[Problem] Scan the lines below; pull out those with "this".

(Collected data entries)
****************************************
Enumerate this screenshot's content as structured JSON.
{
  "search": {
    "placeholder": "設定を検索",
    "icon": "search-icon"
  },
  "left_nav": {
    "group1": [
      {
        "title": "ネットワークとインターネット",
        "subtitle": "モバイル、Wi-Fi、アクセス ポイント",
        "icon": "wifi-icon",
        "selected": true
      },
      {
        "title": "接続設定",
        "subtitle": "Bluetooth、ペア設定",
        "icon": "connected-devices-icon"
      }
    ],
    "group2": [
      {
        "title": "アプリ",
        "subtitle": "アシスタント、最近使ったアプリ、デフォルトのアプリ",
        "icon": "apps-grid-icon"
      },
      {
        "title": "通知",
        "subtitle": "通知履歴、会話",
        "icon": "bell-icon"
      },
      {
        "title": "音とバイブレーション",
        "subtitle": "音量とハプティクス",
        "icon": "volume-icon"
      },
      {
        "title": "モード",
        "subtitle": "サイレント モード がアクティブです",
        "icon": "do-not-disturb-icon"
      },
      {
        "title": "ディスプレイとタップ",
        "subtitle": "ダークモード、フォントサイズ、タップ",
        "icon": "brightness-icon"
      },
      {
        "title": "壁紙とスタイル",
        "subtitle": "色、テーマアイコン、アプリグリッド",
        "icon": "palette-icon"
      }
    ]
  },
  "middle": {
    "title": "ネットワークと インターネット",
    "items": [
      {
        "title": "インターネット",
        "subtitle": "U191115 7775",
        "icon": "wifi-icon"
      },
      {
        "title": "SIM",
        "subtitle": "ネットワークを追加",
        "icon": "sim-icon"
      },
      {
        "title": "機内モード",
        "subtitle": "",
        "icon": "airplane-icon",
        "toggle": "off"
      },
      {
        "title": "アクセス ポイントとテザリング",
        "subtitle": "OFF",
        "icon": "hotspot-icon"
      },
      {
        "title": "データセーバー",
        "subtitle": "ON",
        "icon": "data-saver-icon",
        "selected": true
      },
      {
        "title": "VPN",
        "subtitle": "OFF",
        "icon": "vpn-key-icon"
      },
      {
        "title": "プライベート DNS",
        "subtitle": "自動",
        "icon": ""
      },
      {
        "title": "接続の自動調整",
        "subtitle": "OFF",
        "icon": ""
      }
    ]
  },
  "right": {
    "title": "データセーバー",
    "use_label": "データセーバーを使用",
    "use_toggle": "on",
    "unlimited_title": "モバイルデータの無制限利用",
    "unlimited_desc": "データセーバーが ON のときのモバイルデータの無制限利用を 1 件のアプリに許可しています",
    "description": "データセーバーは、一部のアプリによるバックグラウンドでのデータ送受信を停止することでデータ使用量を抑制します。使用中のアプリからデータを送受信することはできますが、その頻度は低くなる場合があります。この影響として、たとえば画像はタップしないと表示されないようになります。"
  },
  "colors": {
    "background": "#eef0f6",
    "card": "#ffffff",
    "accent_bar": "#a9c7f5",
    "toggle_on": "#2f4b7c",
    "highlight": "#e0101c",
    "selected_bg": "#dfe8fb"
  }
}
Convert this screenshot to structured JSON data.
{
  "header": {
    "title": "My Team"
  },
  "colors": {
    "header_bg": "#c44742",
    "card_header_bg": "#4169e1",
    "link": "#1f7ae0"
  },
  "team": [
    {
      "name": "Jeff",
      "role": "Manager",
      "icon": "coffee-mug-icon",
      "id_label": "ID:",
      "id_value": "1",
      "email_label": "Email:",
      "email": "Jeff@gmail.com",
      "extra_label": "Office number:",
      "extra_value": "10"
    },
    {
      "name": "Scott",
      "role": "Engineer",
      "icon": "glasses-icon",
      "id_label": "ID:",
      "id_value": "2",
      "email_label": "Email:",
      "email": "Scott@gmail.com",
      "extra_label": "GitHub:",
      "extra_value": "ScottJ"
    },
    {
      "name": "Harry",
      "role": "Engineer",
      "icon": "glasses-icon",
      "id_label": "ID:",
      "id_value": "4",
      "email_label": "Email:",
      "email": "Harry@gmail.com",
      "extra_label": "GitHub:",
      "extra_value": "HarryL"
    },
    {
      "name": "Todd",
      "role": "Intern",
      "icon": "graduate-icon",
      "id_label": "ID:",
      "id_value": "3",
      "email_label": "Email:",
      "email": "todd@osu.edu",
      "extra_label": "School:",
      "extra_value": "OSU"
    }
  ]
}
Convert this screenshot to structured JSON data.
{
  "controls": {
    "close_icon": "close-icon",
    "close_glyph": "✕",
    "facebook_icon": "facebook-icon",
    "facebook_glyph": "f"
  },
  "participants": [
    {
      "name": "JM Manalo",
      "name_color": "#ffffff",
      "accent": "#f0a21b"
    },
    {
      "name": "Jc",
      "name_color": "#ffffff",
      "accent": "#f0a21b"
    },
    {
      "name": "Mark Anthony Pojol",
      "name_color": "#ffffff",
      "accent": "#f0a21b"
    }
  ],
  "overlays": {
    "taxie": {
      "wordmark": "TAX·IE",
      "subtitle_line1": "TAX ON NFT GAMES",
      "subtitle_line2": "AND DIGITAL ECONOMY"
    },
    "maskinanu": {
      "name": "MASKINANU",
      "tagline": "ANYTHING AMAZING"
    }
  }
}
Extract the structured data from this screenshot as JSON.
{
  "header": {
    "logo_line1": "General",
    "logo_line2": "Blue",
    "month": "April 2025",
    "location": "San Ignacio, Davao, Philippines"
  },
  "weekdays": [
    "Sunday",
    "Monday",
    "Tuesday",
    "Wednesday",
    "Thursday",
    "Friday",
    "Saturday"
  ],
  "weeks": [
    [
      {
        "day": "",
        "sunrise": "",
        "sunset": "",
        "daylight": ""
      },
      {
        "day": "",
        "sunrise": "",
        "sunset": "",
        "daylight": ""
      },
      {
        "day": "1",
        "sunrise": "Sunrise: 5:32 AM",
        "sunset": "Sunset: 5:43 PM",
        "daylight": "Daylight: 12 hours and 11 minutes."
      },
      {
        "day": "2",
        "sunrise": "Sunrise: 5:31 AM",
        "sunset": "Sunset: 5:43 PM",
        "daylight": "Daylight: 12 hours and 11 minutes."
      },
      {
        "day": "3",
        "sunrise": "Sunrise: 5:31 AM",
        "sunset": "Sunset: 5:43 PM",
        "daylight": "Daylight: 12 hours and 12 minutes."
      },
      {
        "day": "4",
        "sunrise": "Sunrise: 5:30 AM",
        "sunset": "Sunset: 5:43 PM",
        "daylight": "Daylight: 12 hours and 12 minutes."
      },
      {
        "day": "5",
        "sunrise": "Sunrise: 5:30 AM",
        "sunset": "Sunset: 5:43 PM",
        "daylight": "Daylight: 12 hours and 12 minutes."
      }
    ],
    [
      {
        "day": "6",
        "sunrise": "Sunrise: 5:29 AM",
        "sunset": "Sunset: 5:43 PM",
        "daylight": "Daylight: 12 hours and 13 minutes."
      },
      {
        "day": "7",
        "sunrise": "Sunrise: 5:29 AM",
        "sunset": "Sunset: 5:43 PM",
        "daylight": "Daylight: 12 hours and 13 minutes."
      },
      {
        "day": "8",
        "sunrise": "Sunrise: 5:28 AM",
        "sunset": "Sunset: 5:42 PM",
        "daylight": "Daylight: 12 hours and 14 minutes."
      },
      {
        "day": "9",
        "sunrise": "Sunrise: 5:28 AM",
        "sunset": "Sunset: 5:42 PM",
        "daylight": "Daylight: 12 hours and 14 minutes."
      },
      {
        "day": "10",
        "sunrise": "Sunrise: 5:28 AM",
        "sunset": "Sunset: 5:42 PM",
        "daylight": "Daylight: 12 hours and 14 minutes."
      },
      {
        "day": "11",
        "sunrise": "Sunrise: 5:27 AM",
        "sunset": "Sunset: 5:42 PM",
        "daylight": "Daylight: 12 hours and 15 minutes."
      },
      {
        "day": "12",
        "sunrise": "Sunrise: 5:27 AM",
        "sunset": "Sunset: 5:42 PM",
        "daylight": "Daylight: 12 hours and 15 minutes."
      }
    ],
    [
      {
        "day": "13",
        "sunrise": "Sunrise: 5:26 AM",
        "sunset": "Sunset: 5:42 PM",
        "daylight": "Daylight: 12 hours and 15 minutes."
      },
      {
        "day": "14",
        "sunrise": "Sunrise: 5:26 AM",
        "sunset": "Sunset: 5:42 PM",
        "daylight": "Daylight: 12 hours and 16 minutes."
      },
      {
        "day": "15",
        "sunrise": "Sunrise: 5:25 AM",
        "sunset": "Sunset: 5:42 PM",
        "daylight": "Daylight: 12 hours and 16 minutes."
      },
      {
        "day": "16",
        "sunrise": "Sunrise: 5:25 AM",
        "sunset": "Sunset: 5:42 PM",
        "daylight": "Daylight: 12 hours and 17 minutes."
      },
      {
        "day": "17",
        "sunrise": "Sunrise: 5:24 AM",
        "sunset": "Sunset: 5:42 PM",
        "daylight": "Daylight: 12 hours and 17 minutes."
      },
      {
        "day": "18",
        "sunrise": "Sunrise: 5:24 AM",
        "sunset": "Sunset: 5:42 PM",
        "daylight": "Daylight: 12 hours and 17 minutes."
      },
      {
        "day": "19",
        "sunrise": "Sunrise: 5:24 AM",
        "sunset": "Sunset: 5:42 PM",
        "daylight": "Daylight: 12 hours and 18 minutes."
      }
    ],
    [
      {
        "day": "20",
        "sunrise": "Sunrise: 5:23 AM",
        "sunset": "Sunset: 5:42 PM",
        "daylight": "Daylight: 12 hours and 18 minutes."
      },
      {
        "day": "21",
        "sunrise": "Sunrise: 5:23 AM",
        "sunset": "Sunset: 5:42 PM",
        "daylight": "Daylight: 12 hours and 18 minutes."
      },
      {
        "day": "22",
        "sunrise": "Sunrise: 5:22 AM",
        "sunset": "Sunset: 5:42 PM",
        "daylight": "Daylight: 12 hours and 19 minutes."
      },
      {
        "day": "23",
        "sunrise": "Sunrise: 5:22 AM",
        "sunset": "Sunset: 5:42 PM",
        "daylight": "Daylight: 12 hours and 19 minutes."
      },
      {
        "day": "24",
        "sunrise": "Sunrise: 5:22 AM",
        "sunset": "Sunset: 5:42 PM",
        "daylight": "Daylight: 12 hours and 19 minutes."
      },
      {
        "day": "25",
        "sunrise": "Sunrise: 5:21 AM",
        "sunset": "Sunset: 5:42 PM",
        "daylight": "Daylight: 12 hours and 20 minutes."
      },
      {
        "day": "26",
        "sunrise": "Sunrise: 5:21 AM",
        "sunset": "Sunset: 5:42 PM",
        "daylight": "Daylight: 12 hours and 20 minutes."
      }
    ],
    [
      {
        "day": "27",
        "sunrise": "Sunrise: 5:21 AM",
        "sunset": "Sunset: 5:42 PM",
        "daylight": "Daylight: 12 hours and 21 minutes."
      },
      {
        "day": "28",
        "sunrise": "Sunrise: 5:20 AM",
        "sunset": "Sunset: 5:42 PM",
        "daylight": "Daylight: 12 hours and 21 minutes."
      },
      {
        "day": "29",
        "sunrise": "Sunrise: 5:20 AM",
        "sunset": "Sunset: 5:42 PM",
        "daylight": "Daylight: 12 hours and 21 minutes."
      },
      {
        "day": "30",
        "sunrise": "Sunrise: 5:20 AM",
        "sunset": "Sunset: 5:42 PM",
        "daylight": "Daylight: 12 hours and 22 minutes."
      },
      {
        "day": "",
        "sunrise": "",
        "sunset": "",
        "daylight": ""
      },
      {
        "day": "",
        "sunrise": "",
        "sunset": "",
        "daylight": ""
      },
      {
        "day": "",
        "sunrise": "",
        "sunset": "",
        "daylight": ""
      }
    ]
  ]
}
****************************************
[Reply to the task]
Enumerate this screenshot's content as structured JSON.
Convert this screenshot to structured JSON data.
Convert this screenshot to structured JSON data.
Extract the structured data from this screenshot as JSON.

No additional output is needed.